** Goal **
Reproduce all records verbatim.

** Listing **
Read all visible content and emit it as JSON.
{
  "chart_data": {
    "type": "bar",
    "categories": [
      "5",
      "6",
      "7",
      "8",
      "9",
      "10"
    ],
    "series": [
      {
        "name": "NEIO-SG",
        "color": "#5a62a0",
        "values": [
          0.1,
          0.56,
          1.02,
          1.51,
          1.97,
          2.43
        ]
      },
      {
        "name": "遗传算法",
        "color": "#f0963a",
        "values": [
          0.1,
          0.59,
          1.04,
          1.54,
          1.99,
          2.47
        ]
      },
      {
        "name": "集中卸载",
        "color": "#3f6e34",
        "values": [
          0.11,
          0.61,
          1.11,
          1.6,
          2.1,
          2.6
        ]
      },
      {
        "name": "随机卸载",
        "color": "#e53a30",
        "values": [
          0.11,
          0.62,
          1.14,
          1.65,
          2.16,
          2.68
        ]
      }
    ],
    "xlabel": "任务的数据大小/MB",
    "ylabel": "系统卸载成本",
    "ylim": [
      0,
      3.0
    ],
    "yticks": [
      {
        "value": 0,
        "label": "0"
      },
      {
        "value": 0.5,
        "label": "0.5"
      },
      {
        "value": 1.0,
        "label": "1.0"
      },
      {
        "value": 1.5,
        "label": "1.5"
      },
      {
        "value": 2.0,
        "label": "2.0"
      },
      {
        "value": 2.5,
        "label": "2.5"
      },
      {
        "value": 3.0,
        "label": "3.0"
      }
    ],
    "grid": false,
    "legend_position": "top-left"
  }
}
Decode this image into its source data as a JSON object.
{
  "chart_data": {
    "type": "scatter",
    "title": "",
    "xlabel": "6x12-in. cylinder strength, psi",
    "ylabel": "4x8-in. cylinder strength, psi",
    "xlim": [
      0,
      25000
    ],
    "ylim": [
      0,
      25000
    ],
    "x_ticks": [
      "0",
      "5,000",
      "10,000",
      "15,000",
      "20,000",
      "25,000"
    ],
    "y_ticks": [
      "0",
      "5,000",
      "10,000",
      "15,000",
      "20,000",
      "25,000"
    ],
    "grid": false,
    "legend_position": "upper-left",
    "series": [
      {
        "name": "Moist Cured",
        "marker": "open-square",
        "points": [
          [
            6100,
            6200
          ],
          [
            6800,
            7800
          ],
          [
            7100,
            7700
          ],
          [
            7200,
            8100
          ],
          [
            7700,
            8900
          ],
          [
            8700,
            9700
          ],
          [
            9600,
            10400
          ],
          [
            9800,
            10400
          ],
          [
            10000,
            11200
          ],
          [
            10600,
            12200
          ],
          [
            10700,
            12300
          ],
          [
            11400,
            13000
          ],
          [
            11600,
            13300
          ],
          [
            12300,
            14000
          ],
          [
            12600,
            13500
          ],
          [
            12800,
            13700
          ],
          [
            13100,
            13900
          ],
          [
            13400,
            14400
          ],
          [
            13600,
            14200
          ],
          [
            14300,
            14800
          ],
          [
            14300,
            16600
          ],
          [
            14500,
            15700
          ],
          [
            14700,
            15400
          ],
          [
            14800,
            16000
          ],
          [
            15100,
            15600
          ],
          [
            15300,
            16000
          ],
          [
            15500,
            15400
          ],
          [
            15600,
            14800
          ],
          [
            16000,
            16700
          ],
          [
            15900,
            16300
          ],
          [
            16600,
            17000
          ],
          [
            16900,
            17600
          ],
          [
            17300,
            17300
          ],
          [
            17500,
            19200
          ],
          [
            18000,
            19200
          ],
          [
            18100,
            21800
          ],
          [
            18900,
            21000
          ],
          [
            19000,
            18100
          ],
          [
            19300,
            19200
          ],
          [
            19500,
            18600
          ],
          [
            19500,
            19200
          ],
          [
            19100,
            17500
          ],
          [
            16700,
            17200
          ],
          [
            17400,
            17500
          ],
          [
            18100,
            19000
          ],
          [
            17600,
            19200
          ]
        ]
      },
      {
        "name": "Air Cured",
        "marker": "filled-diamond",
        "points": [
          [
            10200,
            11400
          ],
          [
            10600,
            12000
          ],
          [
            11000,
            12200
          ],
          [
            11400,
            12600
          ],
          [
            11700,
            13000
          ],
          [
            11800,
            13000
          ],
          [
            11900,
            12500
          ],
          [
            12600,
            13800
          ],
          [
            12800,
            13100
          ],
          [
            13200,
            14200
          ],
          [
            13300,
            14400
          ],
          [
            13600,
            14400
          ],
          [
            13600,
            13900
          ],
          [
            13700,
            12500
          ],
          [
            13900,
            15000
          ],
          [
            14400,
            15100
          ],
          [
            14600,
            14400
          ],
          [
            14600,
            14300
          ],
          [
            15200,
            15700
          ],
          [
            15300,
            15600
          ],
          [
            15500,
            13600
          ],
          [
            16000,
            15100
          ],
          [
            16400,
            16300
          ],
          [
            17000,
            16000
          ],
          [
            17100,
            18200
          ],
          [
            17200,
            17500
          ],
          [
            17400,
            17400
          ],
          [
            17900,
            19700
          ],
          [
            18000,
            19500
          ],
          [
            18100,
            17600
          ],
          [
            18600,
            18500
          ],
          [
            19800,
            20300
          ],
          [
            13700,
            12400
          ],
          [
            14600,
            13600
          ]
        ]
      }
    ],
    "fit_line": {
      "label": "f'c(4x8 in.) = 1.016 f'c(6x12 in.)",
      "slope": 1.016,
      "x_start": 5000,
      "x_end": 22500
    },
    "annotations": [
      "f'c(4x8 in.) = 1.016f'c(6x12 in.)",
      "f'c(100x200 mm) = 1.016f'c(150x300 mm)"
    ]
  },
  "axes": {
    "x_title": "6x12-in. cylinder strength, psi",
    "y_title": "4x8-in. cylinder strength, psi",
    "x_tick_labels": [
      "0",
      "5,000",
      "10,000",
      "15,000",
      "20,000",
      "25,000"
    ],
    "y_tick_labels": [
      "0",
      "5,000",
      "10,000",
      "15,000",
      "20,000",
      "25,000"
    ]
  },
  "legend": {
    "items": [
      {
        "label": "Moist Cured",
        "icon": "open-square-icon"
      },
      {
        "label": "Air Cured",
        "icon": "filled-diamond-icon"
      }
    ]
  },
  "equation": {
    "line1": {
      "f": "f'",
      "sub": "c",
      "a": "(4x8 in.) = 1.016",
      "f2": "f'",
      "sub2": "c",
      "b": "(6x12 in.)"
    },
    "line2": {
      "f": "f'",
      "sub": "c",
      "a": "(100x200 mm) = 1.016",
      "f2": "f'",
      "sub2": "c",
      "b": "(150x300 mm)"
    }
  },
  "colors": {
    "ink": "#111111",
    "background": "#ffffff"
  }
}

** The result **
Read all visible content and emit it as JSON.
{
  "chart_data": {
    "type": "bar",
    "categories": [
      "5",
      "6",
      "7",
      "8",
      "9",
      "10"
    ],
    "series": [
      {
        "name": "NEIO-SG",
        "color": "#5a62a0",
        "values": [
          0.1,
          0.56,
          1.02,
          1.51,
          1.97,
          2.43
        ]
      },
      {
        "name": "遗传算法",
        "color": "#f0963a",
        "values": [
          0.1,
          0.59,
          1.04,
          1.54,
          1.99,
          2.47
        ]
      },
      {
        "name": "集中卸载",
        "color": "#3f6e34",
        "values": [
          0.11,
          0.61,
          1.11,
          1.6,
          2.1,
          2.6
        ]
      },
      {
        "name": "随机卸载",
        "color": "#e53a30",
        "values": [
          0.11,
          0.62,
          1.14,
          1.65,
          2.16,
          2.68
        ]
      }
    ],
    "xlabel": "任务的数据大小/MB",
    "ylabel": "系统卸载成本",
    "ylim": [
      0,
      3.0
    ],
    "yticks": [
      {
        "value": 0,
        "label": "0"
      },
      {
        "value": 0.5,
        "label": "0.5"
      },
      {
        "value": 1.0,
        "label": "1.0"
      },
      {
        "value": 1.5,
        "label": "1.5"
      },
      {
        "value": 2.0,
        "label": "2.0"
      },
      {
        "value": 2.5,
        "label": "2.5"
      },
      {
        "value": 3.0,
        "label": "3.0"
      }
    ],
    "grid": false,
    "legend_position": "top-left"
  }
}
Decode this image into its source data as a JSON object.
{
  "chart_data": {
    "type": "scatter",
    "title": "",
    "xlabel": "6x12-in. cylinder strength, psi",
    "ylabel": "4x8-in. cylinder strength, psi",
    "xlim": [
      0,
      25000
    ],
    "ylim": [
      0,
      25000
    ],
    "x_ticks": [
      "0",
      "5,000",
      "10,000",
      "15,000",
      "20,000",
      "25,000"
    ],
    "y_ticks": [
      "0",
      "5,000",
      "10,000",
      "15,000",
      "20,000",
      "25,000"
    ],
    "grid": false,
    "legend_position": "upper-left",
    "series": [
      {
        "name": "Moist Cured",
        "marker": "open-square",
        "points": [
          [
            6100,
            6200
          ],
          [
            6800,
            7800
          ],
          [
            7100,
            7700
          ],
          [
            7200,
            8100
          ],
          [
            7700,
            8900
          ],
          [
            8700,
            9700
          ],
          [
            9600,
            10400
          ],
          [
            9800,
            10400
          ],
          [
            10000,
            11200
          ],
          [
            10600,
            12200
          ],
          [
            10700,
            12300
          ],
          [
            11400,
            13000
          ],
          [
            11600,
            13300
          ],
          [
            12300,
            14000
          ],
          [
            12600,
            13500
          ],
          [
            12800,
            13700
          ],
          [
            13100,
            13900
          ],
          [
            13400,
            14400
          ],
          [
            13600,
            14200
          ],
          [
            14300,
            14800
          ],
          [
            14300,
            16600
          ],
          [
            14500,
            15700
          ],
          [
            14700,
            15400
          ],
          [
            14800,
            16000
          ],
          [
            15100,
            15600
          ],
          [
            15300,
            16000
          ],
          [
            15500,
            15400
          ],
          [
            15600,
            14800
          ],
          [
            16000,
            16700
          ],
          [
            15900,
            16300
          ],
          [
            16600,
            17000
          ],
          [
            16900,
            17600
          ],
          [
            17300,
            17300
          ],
          [
            17500,
            19200
          ],
          [
            18000,
            19200
          ],
          [
            18100,
            21800
          ],
          [
            18900,
            21000
          ],
          [
            19000,
            18100
          ],
          [
            19300,
            19200
          ],
          [
            19500,
            18600
          ],
          [
            19500,
            19200
          ],
          [
            19100,
            17500
          ],
          [
            16700,
            17200
          ],
          [
            17400,
            17500
          ],
          [
            18100,
            19000
          ],
          [
            17600,
            19200
          ]
        ]
      },
      {
        "name": "Air Cured",
        "marker": "filled-diamond",
        "points": [
          [
            10200,
            11400
          ],
          [
            10600,
            12000
          ],
          [
            11000,
            12200
          ],
          [
            11400,
            12600
          ],
          [
            11700,
            13000
          ],
          [
            11800,
            13000
          ],
          [
            11900,
            12500
          ],
          [
            12600,
            13800
          ],
          [
            12800,
            13100
          ],
          [
            13200,
            14200
          ],
          [
            13300,
            14400
          ],
          [
            13600,
            14400
          ],
          [
            13600,
            13900
          ],
          [
            13700,
            12500
          ],
          [
            13900,
            15000
          ],
          [
            14400,
            15100
          ],
          [
            14600,
            14400
          ],
          [
            14600,
            14300
          ],
          [
            15200,
            15700
          ],
          [
            15300,
            15600
          ],
          [
            15500,
            13600
          ],
          [
            16000,
            15100
          ],
          [
            16400,
            16300
          ],
          [
            17000,
            16000
          ],
          [
            17100,
            18200
          ],
          [
            17200,
            17500
          ],
          [
            17400,
            17400
          ],
          [
            17900,
            19700
          ],
          [
            18000,
            19500
          ],
          [
            18100,
            17600
          ],
          [
            18600,
            18500
          ],
          [
            19800,
            20300
          ],
          [
            13700,
            12400
          ],
          [
            14600,
            13600
          ]
        ]
      }
    ],
    "fit_line": {
      "label": "f'c(4x8 in.) = 1.016 f'c(6x12 in.)",
      "slope": 1.016,
      "x_start": 5000,
      "x_end": 22500
    },
    "annotations": [
      "f'c(4x8 in.) = 1.016f'c(6x12 in.)",
      "f'c(100x200 mm) = 1.016f'c(150x300 mm)"
    ]
  },
  "axes": {
    "x_title": "6x12-in. cylinder strength, psi",
    "y_title": "4x8-in. cylinder strength, psi",
    "x_tick_labels": [
      "0",
      "5,000",
      "10,000",
      "15,000",
      "20,000",
      "25,000"
    ],
    "y_tick_labels": [
      "0",
      "5,000",
      "10,000",
      "15,000",
      "20,000",
      "25,000"
    ]
  },
  "legend": {
    "items": [
      {
        "label": "Moist Cured",
        "icon": "open-square-icon"
      },
      {
        "label": "Air Cured",
        "icon": "filled-diamond-icon"
      }
    ]
  },
  "equation": {
    "line1": {
      "f": "f'",
      "sub": "c",
      "a": "(4x8 in.) = 1.016",
      "f2": "f'",
      "sub2": "c",
      "b": "(6x12 in.)"
    },
    "line2": {
      "f": "f'",
      "sub": "c",
      "a": "(100x200 mm) = 1.016",
      "f2": "f'",
      "sub2": "c",
      "b": "(150x300 mm)"
    }
  },
  "colors": {
    "ink": "#111111",
    "background": "#ffffff"
  }
}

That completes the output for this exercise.